Exercise data:
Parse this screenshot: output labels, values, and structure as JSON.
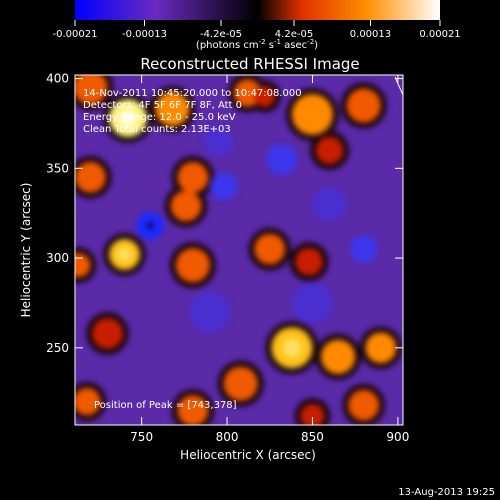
{
  "colorbar": {
    "ticks": [
      "-0.00021",
      "-0.00013",
      "-4.2e-05",
      "4.2e-05",
      "0.00013",
      "0.00021"
    ],
    "tick_values": [
      -0.00021,
      -0.00013,
      -4.2e-05,
      4.2e-05,
      0.00013,
      0.00021
    ],
    "range": [
      -0.00021,
      0.00021
    ],
    "units_main": "(photons cm",
    "units_exp1": "-2",
    "units_mid": " s",
    "units_exp2": "-1",
    "units_mid2": " asec",
    "units_exp3": "-2",
    "units_end": ")",
    "colors": [
      "#0000ff",
      "#6a2ac0",
      "#000000",
      "#e03000",
      "#ff9000",
      "#ffffff"
    ]
  },
  "annotations": {
    "time_range": "14-Nov-2011 10:45:20.000 to 10:47:08.000",
    "detectors": "Detectors: 4F 5F 6F 7F 8F, Att 0",
    "energy": "Energy Range: 12.0 - 25.0 keV",
    "clean": "Clean    Total counts: 2.13E+03",
    "peak": "Position of Peak = [743,378]"
  },
  "footer": {
    "date": "13-Aug-2013 19:25"
  },
  "chart_data": {
    "type": "heatmap",
    "title": "Reconstructed RHESSI Image",
    "xlabel": "Heliocentric X (arcsec)",
    "ylabel": "Heliocentric Y (arcsec)",
    "xlim": [
      711,
      903
    ],
    "ylim": [
      207,
      402
    ],
    "x_ticks": [
      750,
      800,
      850,
      900
    ],
    "x_tick_labels": [
      "750",
      "800",
      "850",
      "900"
    ],
    "y_ticks": [
      250,
      300,
      350,
      400
    ],
    "y_tick_labels": [
      "250",
      "300",
      "350",
      "400"
    ],
    "colorbar_range": [
      -0.00021,
      0.00021
    ],
    "peak": [
      743,
      378
    ],
    "blobs": [
      {
        "x": 720,
        "y": 395,
        "r": 10,
        "v": 0.6
      },
      {
        "x": 742,
        "y": 378,
        "r": 11,
        "v": 1.0
      },
      {
        "x": 768,
        "y": 383,
        "r": 10,
        "v": 0.75
      },
      {
        "x": 812,
        "y": 392,
        "r": 8,
        "v": 0.55
      },
      {
        "x": 850,
        "y": 380,
        "r": 12,
        "v": 0.7
      },
      {
        "x": 880,
        "y": 385,
        "r": 10,
        "v": 0.55
      },
      {
        "x": 860,
        "y": 360,
        "r": 8,
        "v": 0.45
      },
      {
        "x": 720,
        "y": 345,
        "r": 9,
        "v": 0.55
      },
      {
        "x": 780,
        "y": 345,
        "r": 9,
        "v": 0.5
      },
      {
        "x": 776,
        "y": 329,
        "r": 9,
        "v": 0.55
      },
      {
        "x": 740,
        "y": 302,
        "r": 9,
        "v": 0.9
      },
      {
        "x": 780,
        "y": 296,
        "r": 10,
        "v": 0.55
      },
      {
        "x": 825,
        "y": 305,
        "r": 9,
        "v": 0.5
      },
      {
        "x": 848,
        "y": 298,
        "r": 8,
        "v": 0.45
      },
      {
        "x": 713,
        "y": 296,
        "r": 7,
        "v": 0.5
      },
      {
        "x": 730,
        "y": 258,
        "r": 9,
        "v": 0.45
      },
      {
        "x": 718,
        "y": 220,
        "r": 8,
        "v": 0.5
      },
      {
        "x": 780,
        "y": 215,
        "r": 9,
        "v": 0.5
      },
      {
        "x": 808,
        "y": 230,
        "r": 10,
        "v": 0.55
      },
      {
        "x": 838,
        "y": 250,
        "r": 12,
        "v": 0.85
      },
      {
        "x": 865,
        "y": 245,
        "r": 10,
        "v": 0.7
      },
      {
        "x": 890,
        "y": 250,
        "r": 9,
        "v": 0.65
      },
      {
        "x": 880,
        "y": 218,
        "r": 9,
        "v": 0.55
      },
      {
        "x": 850,
        "y": 212,
        "r": 7,
        "v": 0.45
      },
      {
        "x": 822,
        "y": 390,
        "r": 6,
        "v": 0.45
      },
      {
        "x": 755,
        "y": 318,
        "r": 8,
        "v": -0.9
      },
      {
        "x": 798,
        "y": 340,
        "r": 8,
        "v": -0.6
      },
      {
        "x": 832,
        "y": 355,
        "r": 9,
        "v": -0.55
      },
      {
        "x": 880,
        "y": 305,
        "r": 8,
        "v": -0.6
      },
      {
        "x": 790,
        "y": 270,
        "r": 12,
        "v": -0.35
      },
      {
        "x": 850,
        "y": 275,
        "r": 12,
        "v": -0.35
      },
      {
        "x": 860,
        "y": 330,
        "r": 10,
        "v": -0.35
      },
      {
        "x": 795,
        "y": 365,
        "r": 9,
        "v": -0.4
      }
    ]
  }
}
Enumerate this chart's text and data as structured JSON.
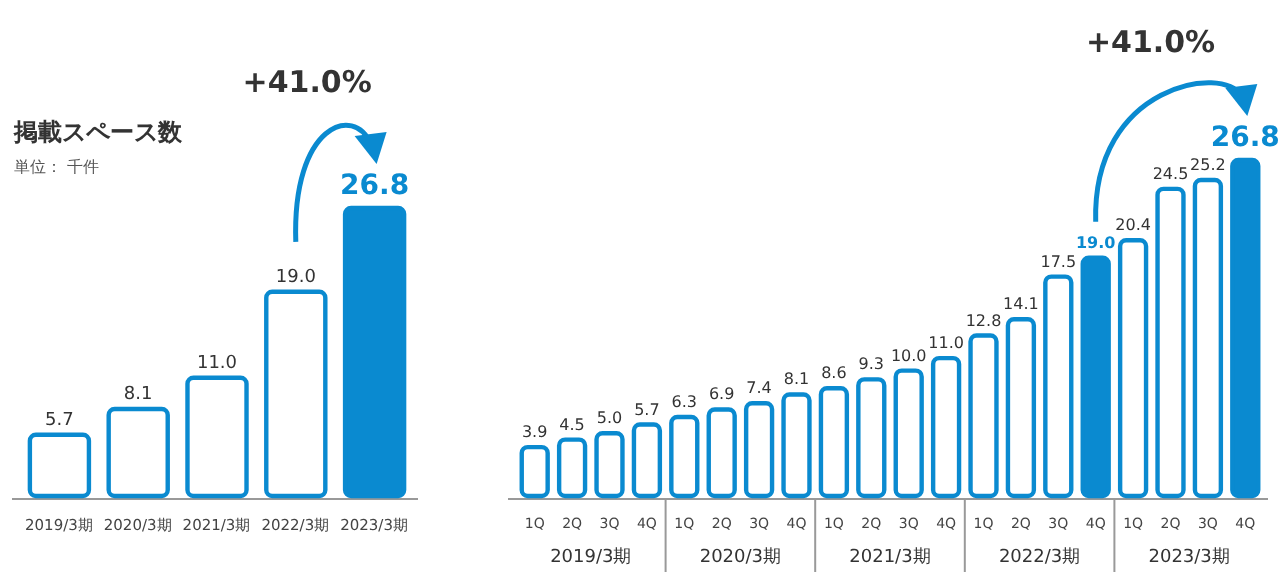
{
  "chart_data": [
    {
      "type": "bar",
      "title": "掲載スペース数",
      "subtitle": "単位： 千件",
      "categories": [
        "2019/3期",
        "2020/3期",
        "2021/3期",
        "2022/3期",
        "2023/3期"
      ],
      "values": [
        5.7,
        8.1,
        11.0,
        19.0,
        26.8
      ],
      "color": "#0a8ad0",
      "colors": [
        "#ffffff",
        "#ffffff",
        "#ffffff",
        "#ffffff",
        "#0a8ad0"
      ],
      "value_labels": [
        "5.7",
        "8.1",
        "11.0",
        "19.0",
        "26.8"
      ],
      "annotations": [
        "+41.0%"
      ]
    },
    {
      "type": "bar",
      "categories": [
        "1Q",
        "2Q",
        "3Q",
        "4Q",
        "1Q",
        "2Q",
        "3Q",
        "4Q",
        "1Q",
        "2Q",
        "3Q",
        "4Q",
        "1Q",
        "2Q",
        "3Q",
        "4Q",
        "1Q",
        "2Q",
        "3Q",
        "4Q"
      ],
      "values": [
        3.9,
        4.5,
        5.0,
        5.7,
        6.3,
        6.9,
        7.4,
        8.1,
        8.6,
        9.3,
        10.0,
        11.0,
        12.8,
        14.1,
        17.5,
        19.0,
        20.4,
        24.5,
        25.2,
        26.8
      ],
      "color": "#0a8ad0",
      "colors": [
        "#ffffff",
        "#ffffff",
        "#ffffff",
        "#ffffff",
        "#ffffff",
        "#ffffff",
        "#ffffff",
        "#ffffff",
        "#ffffff",
        "#ffffff",
        "#ffffff",
        "#ffffff",
        "#ffffff",
        "#ffffff",
        "#ffffff",
        "#0a8ad0",
        "#ffffff",
        "#ffffff",
        "#ffffff",
        "#0a8ad0"
      ],
      "value_labels": [
        "3.9",
        "4.5",
        "5.0",
        "5.7",
        "6.3",
        "6.9",
        "7.4",
        "8.1",
        "8.6",
        "9.3",
        "10.0",
        "11.0",
        "12.8",
        "14.1",
        "17.5",
        "19.0",
        "20.4",
        "24.5",
        "25.2",
        "26.8"
      ],
      "annotations": [
        "+41.0%",
        "2019/3期",
        "2020/3期",
        "2021/3期",
        "2022/3期",
        "2023/3期"
      ]
    }
  ]
}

What needs to be done: From the listing, extract all text exactly as given and drop any picture.

Complete response:
Parse this screenshot: output labels, values, and structure as JSON.
{
  "colorbar": {
    "ticks": [
      "-0.00021",
      "-0.00013",
      "-4.2e-05",
      "4.2e-05",
      "0.00013",
      "0.00021"
    ],
    "tick_values": [
      -0.00021,
      -0.00013,
      -4.2e-05,
      4.2e-05,
      0.00013,
      0.00021
    ],
    "range": [
      -0.00021,
      0.00021
    ],
    "units_main": "(photons cm",
    "units_exp1": "-2",
    "units_mid": " s",
    "units_exp2": "-1",
    "units_mid2": " asec",
    "units_exp3": "-2",
    "units_end": ")",
    "colors": [
      "#0000ff",
      "#6a2ac0",
      "#000000",
      "#e03000",
      "#ff9000",
      "#ffffff"
    ]
  },
  "annotations": {
    "time_range": "14-Nov-2011 10:45:20.000 to 10:47:08.000",
    "detectors": "Detectors: 4F 5F 6F 7F 8F, Att 0",
    "energy": "Energy Range: 12.0 - 25.0 keV",
    "clean": "Clean    Total counts: 2.13E+03",
    "peak": "Position of Peak = [743,378]"
  },
  "footer": {
    "date": "13-Aug-2013 19:25"
  },
  "chart_data": {
    "type": "heatmap",
    "title": "Reconstructed RHESSI Image",
    "xlabel": "Heliocentric X (arcsec)",
    "ylabel": "Heliocentric Y (arcsec)",
    "xlim": [
      711,
      903
    ],
    "ylim": [
      207,
      402
    ],
    "x_ticks": [
      750,
      800,
      850,
      900
    ],
    "x_tick_labels": [
      "750",
      "800",
      "850",
      "900"
    ],
    "y_ticks": [
      250,
      300,
      350,
      400
    ],
    "y_tick_labels": [
      "250",
      "300",
      "350",
      "400"
    ],
    "colorbar_range": [
      -0.00021,
      0.00021
    ],
    "peak": [
      743,
      378
    ],
    "blobs": [
      {
        "x": 720,
        "y": 395,
        "r": 10,
        "v": 0.6
      },
      {
        "x": 742,
        "y": 378,
        "r": 11,
        "v": 1.0
      },
      {
        "x": 768,
        "y": 383,
        "r": 10,
        "v": 0.75
      },
      {
        "x": 812,
        "y": 392,
        "r": 8,
        "v": 0.55
      },
      {
        "x": 850,
        "y": 380,
        "r": 12,
        "v": 0.7
      },
      {
        "x": 880,
        "y": 385,
        "r": 10,
        "v": 0.55
      },
      {
        "x": 860,
        "y": 360,
        "r": 8,
        "v": 0.45
      },
      {
        "x": 720,
        "y": 345,
        "r": 9,
        "v": 0.55
      },
      {
        "x": 780,
        "y": 345,
        "r": 9,
        "v": 0.5
      },
      {
        "x": 776,
        "y": 329,
        "r": 9,
        "v": 0.55
      },
      {
        "x": 740,
        "y": 302,
        "r": 9,
        "v": 0.9
      },
      {
        "x": 780,
        "y": 296,
        "r": 10,
        "v": 0.55
      },
      {
        "x": 825,
        "y": 305,
        "r": 9,
        "v": 0.5
      },
      {
        "x": 848,
        "y": 298,
        "r": 8,
        "v": 0.45
      },
      {
        "x": 713,
        "y": 296,
        "r": 7,
        "v": 0.5
      },
      {
        "x": 730,
        "y": 258,
        "r": 9,
        "v": 0.45
      },
      {
        "x": 718,
        "y": 220,
        "r": 8,
        "v": 0.5
      },
      {
        "x": 780,
        "y": 215,
        "r": 9,
        "v": 0.5
      },
      {
        "x": 808,
        "y": 230,
        "r": 10,
        "v": 0.55
      },
      {
        "x": 838,
        "y": 250,
        "r": 12,
        "v": 0.85
      },
      {
        "x": 865,
        "y": 245,
        "r": 10,
        "v": 0.7
      },
      {
        "x": 890,
        "y": 250,
        "r": 9,
        "v": 0.65
      },
      {
        "x": 880,
        "y": 218,
        "r": 9,
        "v": 0.55
      },
      {
        "x": 850,
        "y": 212,
        "r": 7,
        "v": 0.45
      },
      {
        "x": 822,
        "y": 390,
        "r": 6,
        "v": 0.45
      },
      {
        "x": 755,
        "y": 318,
        "r": 8,
        "v": -0.9
      },
      {
        "x": 798,
        "y": 340,
        "r": 8,
        "v": -0.6
      },
      {
        "x": 832,
        "y": 355,
        "r": 9,
        "v": -0.55
      },
      {
        "x": 880,
        "y": 305,
        "r": 8,
        "v": -0.6
      },
      {
        "x": 790,
        "y": 270,
        "r": 12,
        "v": -0.35
      },
      {
        "x": 850,
        "y": 275,
        "r": 12,
        "v": -0.35
      },
      {
        "x": 860,
        "y": 330,
        "r": 10,
        "v": -0.35
      },
      {
        "x": 795,
        "y": 365,
        "r": 9,
        "v": -0.4
      }
    ]
  }
}
Enumerate this chart's text and data as structured JSON.
{
  "chart_data": [
    {
      "type": "bar",
      "title": "掲載スペース数",
      "subtitle": "単位： 千件",
      "categories": [
        "2019/3期",
        "2020/3期",
        "2021/3期",
        "2022/3期",
        "2023/3期"
      ],
      "values": [
        5.7,
        8.1,
        11.0,
        19.0,
        26.8
      ],
      "color": "#0a8ad0",
      "colors": [
        "#ffffff",
        "#ffffff",
        "#ffffff",
        "#ffffff",
        "#0a8ad0"
      ],
      "value_labels": [
        "5.7",
        "8.1",
        "11.0",
        "19.0",
        "26.8"
      ],
      "annotations": [
        "+41.0%"
      ]
    },
    {
      "type": "bar",
      "categories": [
        "1Q",
        "2Q",
        "3Q",
        "4Q",
        "1Q",
        "2Q",
        "3Q",
        "4Q",
        "1Q",
        "2Q",
        "3Q",
        "4Q",
        "1Q",
        "2Q",
        "3Q",
        "4Q",
        "1Q",
        "2Q",
        "3Q",
        "4Q"
      ],
      "values": [
        3.9,
        4.5,
        5.0,
        5.7,
        6.3,
        6.9,
        7.4,
        8.1,
        8.6,
        9.3,
        10.0,
        11.0,
        12.8,
        14.1,
        17.5,
        19.0,
        20.4,
        24.5,
        25.2,
        26.8
      ],
      "color": "#0a8ad0",
      "colors": [
        "#ffffff",
        "#ffffff",
        "#ffffff",
        "#ffffff",
        "#ffffff",
        "#ffffff",
        "#ffffff",
        "#ffffff",
        "#ffffff",
        "#ffffff",
        "#ffffff",
        "#ffffff",
        "#ffffff",
        "#ffffff",
        "#ffffff",
        "#0a8ad0",
        "#ffffff",
        "#ffffff",
        "#ffffff",
        "#0a8ad0"
      ],
      "value_labels": [
        "3.9",
        "4.5",
        "5.0",
        "5.7",
        "6.3",
        "6.9",
        "7.4",
        "8.1",
        "8.6",
        "9.3",
        "10.0",
        "11.0",
        "12.8",
        "14.1",
        "17.5",
        "19.0",
        "20.4",
        "24.5",
        "25.2",
        "26.8"
      ],
      "annotations": [
        "+41.0%",
        "2019/3期",
        "2020/3期",
        "2021/3期",
        "2022/3期",
        "2023/3期"
      ]
    }
  ]
}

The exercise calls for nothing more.